Can you transcribe the data exactly? Leave the pictures out.

[Start of Exercise material]

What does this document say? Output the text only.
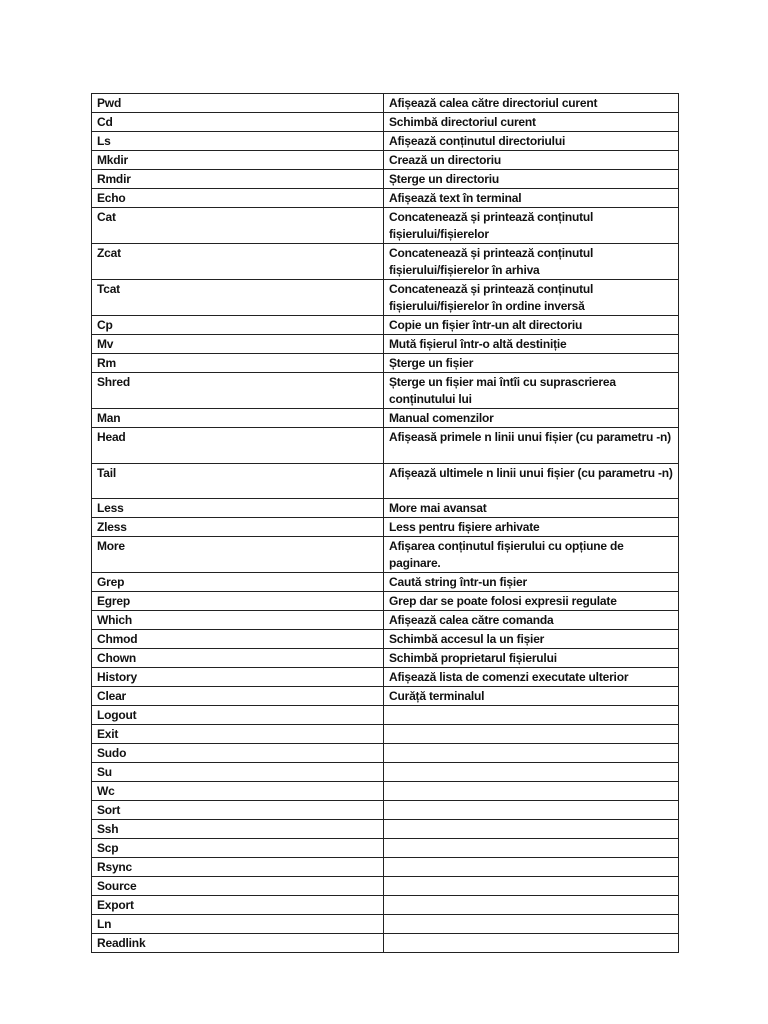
Pwd	Afișează calea către directoriul curent
Cd	Schimbă directoriul curent
Ls	Afișează conținutul directoriului
Mkdir	Crează un directoriu
Rmdir	Șterge un directoriu
Echo	Afișează text în terminal
Cat	Concatenează și printează conținutul fișierului/fișierelor
Zcat	Concatenează și printează conținutul fișierului/fișierelor în arhiva
Tcat	Concatenează și printează conținutul fișierului/fișierelor în ordine inversă
Cp	Copie un fișier într-un alt directoriu
Mv	Mută fișierul într-o altă destiniție
Rm	Șterge un fișier
Shred	Șterge un fișier mai întîi cu suprascrierea conținutului lui
Man	Manual comenzilor
Head	Afișeasă primele n linii unui fișier (cu parametru -n)
Tail	Afișează ultimele n linii unui fișier (cu parametru -n)
Less	More mai avansat
Zless	Less pentru fișiere arhivate
More	Afișarea conținutul fișierului cu opțiune de paginare.
Grep	Caută string într-un fișier
Egrep	Grep dar se poate folosi expresii regulate
Which	Afișează calea către comanda
Chmod	Schimbă accesul la un fișier
Chown	Schimbă proprietarul fișierului
History	Afișează lista de comenzi executate ulterior
Clear	Curăță terminalul
Logout	
Exit	
Sudo	
Su	
Wc	
Sort	
Ssh	
Scp	
Rsync	
Source	
Export	
Ln	
Readlink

[End of Exercise material]

» Answer to the problem:
What does this document say? Output the text only.
Pwd	Afișează calea către directoriul curent
Cd	Schimbă directoriul curent
Ls	Afișează conținutul directoriului
Mkdir	Crează un directoriu
Rmdir	Șterge un directoriu
Echo	Afișează text în terminal
Cat	Concatenează și printează conținutul fișierului/fișierelor
Zcat	Concatenează și printează conținutul fișierului/fișierelor în arhiva
Tcat	Concatenează și printează conținutul fișierului/fișierelor în ordine inversă
Cp	Copie un fișier într-un alt directoriu
Mv	Mută fișierul într-o altă destiniție
Rm	Șterge un fișier
Shred	Șterge un fișier mai întîi cu suprascrierea conținutului lui
Man	Manual comenzilor
Head	Afișeasă primele n linii unui fișier (cu parametru -n)
Tail	Afișează ultimele n linii unui fișier (cu parametru -n)
Less	More mai avansat
Zless	Less pentru fișiere arhivate
More	Afișarea conținutul fișierului cu opțiune de paginare.
Grep	Caută string într-un fișier
Egrep	Grep dar se poate folosi expresii regulate
Which	Afișează calea către comanda
Chmod	Schimbă accesul la un fișier
Chown	Schimbă proprietarul fișierului
History	Afișează lista de comenzi executate ulterior
Clear	Curăță terminalul
Logout	
Exit	
Sudo	
Su	
Wc	
Sort	
Ssh	
Scp	
Rsync	
Source	
Export	
Ln	
Readlink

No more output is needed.